## [TASK DESCRIPTION]
What lines of the data hold the string "Unemployment"? Pull each one out.

════════════════════

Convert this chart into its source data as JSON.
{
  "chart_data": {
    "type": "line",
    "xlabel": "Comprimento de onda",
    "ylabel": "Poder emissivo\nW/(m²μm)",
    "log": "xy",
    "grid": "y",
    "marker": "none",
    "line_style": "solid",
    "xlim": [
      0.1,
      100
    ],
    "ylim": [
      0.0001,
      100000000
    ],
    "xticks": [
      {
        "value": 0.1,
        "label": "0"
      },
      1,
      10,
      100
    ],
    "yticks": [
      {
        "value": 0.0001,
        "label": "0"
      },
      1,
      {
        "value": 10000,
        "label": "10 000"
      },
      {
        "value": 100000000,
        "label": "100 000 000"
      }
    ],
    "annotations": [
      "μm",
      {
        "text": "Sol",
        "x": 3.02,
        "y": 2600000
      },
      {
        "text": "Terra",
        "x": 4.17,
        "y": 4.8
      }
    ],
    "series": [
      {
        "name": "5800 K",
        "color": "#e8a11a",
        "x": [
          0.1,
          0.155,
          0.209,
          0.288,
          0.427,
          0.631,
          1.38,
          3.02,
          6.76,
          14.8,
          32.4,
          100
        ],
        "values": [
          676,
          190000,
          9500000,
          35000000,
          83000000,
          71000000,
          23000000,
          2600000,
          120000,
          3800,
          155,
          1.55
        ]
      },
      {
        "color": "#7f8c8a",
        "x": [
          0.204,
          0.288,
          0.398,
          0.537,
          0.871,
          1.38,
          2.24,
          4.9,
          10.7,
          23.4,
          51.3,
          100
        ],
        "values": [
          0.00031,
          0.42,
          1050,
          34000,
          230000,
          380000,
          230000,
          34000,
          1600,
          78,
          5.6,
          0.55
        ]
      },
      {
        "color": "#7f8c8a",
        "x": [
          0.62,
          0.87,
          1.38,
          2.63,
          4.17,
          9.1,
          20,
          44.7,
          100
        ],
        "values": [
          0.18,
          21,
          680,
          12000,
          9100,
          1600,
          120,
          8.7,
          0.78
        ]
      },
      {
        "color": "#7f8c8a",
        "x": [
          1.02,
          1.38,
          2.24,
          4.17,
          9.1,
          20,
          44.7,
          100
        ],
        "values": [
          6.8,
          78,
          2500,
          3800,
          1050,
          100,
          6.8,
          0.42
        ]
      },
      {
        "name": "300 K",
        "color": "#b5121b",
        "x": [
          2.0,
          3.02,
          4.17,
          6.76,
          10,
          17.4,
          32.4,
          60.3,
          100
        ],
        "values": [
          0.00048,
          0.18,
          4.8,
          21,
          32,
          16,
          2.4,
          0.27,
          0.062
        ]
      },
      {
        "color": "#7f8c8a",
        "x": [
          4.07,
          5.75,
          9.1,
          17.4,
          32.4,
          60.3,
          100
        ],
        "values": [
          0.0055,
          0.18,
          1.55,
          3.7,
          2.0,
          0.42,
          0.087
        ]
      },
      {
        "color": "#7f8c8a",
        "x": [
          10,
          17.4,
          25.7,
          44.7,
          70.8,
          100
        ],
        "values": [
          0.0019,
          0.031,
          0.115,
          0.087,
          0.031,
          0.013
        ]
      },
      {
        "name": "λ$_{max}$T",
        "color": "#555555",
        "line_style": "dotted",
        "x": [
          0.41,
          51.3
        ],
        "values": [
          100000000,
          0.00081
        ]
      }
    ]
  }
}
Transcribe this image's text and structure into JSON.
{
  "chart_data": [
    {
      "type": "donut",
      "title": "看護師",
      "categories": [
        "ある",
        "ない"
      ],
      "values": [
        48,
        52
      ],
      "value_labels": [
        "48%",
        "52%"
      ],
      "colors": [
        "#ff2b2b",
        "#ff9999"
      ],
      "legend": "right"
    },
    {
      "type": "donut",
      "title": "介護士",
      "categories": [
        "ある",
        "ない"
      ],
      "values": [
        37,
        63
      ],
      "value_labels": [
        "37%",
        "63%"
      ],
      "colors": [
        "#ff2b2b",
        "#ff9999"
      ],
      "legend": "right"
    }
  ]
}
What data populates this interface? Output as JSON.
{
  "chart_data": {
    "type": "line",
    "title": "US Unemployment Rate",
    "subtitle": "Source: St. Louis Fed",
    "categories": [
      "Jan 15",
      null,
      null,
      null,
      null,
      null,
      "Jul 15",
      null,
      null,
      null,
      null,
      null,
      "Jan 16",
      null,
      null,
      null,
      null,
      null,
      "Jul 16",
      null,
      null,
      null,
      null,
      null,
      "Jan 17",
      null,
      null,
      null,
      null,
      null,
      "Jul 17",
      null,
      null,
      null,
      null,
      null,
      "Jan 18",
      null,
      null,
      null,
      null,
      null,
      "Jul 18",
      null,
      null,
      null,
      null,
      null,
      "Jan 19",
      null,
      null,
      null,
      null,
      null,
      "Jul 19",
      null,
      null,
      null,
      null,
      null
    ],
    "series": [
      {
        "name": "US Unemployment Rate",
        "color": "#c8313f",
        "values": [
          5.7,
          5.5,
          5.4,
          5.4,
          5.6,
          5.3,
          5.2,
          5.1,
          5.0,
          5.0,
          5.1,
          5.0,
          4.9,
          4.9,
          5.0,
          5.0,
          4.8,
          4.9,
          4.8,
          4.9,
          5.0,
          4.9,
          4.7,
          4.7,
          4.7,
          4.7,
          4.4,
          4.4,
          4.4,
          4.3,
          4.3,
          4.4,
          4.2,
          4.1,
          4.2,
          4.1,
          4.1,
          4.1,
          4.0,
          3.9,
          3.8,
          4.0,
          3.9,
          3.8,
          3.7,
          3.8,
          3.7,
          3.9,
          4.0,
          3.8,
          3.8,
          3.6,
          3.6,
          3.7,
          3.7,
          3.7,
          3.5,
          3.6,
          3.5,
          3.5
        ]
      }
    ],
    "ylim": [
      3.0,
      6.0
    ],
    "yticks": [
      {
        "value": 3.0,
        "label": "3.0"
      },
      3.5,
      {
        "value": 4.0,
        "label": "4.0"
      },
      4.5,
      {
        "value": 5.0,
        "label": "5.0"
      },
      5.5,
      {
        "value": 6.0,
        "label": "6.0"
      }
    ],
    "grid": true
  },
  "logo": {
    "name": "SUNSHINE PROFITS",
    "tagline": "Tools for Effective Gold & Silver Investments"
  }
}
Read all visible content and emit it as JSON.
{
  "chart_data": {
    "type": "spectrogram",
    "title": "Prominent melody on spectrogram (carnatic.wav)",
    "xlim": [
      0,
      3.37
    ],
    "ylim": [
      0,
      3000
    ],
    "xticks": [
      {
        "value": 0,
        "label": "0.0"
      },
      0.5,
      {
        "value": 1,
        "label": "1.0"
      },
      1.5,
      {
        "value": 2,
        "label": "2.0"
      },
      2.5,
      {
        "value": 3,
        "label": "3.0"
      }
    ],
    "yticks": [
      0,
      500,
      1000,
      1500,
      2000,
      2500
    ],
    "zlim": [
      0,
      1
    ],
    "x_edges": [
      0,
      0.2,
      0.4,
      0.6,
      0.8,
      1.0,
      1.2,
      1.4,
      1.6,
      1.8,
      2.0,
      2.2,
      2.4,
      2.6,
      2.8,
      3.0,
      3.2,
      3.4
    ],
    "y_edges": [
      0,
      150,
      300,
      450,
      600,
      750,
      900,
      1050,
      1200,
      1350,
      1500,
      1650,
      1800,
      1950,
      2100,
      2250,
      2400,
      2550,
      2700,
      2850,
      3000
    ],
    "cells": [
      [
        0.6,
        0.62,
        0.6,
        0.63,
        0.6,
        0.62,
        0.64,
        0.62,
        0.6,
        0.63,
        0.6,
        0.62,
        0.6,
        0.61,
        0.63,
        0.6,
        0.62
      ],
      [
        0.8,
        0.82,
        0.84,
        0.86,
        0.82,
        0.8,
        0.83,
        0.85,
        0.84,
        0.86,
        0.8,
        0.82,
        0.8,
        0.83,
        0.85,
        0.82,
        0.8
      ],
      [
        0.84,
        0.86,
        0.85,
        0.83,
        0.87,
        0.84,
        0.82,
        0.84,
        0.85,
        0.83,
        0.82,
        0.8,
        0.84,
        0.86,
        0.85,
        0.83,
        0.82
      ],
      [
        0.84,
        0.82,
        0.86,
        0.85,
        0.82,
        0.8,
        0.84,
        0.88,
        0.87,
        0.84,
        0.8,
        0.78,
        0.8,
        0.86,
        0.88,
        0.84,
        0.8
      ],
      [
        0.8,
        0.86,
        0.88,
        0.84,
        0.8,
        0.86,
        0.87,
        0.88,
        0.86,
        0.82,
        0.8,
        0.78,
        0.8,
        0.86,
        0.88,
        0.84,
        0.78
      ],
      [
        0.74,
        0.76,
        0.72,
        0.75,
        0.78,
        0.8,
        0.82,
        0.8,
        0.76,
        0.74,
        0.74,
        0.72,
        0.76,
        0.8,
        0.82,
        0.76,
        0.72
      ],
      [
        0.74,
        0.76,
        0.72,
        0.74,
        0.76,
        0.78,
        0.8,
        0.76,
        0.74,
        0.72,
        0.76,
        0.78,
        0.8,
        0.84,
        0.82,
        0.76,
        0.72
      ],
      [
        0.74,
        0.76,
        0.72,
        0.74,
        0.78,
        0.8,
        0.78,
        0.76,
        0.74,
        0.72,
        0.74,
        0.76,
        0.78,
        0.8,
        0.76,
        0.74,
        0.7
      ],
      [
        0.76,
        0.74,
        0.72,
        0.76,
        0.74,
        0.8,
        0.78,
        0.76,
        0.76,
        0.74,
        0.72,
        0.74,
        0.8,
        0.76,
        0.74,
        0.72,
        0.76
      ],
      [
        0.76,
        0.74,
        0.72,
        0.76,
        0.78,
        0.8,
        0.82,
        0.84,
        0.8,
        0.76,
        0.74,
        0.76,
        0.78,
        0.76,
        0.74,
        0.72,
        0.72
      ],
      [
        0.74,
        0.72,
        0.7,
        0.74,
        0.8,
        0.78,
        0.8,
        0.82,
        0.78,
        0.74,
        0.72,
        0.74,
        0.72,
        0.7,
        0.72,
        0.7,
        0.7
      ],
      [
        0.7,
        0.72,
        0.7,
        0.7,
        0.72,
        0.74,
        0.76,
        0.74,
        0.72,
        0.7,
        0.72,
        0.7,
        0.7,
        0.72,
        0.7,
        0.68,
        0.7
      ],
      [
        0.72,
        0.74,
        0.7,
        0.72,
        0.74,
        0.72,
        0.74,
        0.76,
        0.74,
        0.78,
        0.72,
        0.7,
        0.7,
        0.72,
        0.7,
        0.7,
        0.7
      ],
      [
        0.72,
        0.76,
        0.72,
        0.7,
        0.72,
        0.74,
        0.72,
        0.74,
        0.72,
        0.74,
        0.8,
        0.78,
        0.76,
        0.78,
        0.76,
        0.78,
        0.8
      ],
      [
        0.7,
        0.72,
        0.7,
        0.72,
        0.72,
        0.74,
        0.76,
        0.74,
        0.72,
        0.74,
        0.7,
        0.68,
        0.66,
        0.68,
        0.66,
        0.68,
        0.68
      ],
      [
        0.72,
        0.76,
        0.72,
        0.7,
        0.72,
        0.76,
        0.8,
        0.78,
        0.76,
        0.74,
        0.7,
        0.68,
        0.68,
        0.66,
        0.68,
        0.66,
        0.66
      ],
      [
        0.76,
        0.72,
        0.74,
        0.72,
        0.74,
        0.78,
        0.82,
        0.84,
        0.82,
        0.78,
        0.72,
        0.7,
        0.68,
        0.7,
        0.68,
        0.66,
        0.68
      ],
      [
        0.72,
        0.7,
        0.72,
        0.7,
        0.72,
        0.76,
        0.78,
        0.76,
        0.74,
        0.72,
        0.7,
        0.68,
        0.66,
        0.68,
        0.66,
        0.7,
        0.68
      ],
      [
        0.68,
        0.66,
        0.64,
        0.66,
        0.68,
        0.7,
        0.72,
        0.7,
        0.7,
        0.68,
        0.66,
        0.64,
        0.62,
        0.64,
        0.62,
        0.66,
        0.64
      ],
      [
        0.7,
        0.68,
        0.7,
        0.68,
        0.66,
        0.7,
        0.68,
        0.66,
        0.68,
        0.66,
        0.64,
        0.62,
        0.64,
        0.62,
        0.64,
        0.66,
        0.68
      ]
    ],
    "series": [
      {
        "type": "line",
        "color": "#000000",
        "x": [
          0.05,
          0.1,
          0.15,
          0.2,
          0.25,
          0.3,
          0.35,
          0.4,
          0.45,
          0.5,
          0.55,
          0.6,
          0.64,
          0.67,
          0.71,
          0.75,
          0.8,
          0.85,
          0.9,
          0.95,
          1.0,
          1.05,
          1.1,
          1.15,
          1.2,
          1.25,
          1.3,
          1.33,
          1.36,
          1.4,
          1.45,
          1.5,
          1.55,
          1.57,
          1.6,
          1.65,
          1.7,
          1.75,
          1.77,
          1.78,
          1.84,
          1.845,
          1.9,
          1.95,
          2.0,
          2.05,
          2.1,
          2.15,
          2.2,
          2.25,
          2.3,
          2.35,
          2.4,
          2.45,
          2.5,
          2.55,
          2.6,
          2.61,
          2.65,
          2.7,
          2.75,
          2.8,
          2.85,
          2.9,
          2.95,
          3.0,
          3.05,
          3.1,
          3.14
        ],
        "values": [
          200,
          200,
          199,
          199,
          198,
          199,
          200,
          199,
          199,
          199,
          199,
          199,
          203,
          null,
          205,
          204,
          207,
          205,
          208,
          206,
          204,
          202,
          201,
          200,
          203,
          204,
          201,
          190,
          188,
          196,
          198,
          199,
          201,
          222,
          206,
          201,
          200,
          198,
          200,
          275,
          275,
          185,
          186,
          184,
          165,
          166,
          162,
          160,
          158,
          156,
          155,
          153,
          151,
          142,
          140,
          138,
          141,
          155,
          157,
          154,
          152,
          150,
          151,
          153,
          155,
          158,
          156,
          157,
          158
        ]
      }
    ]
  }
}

════════════════════

## [SOLUTION TO THIS EXERCISE]
    "title": "US Unemployment Rate",
        "name": "US Unemployment Rate",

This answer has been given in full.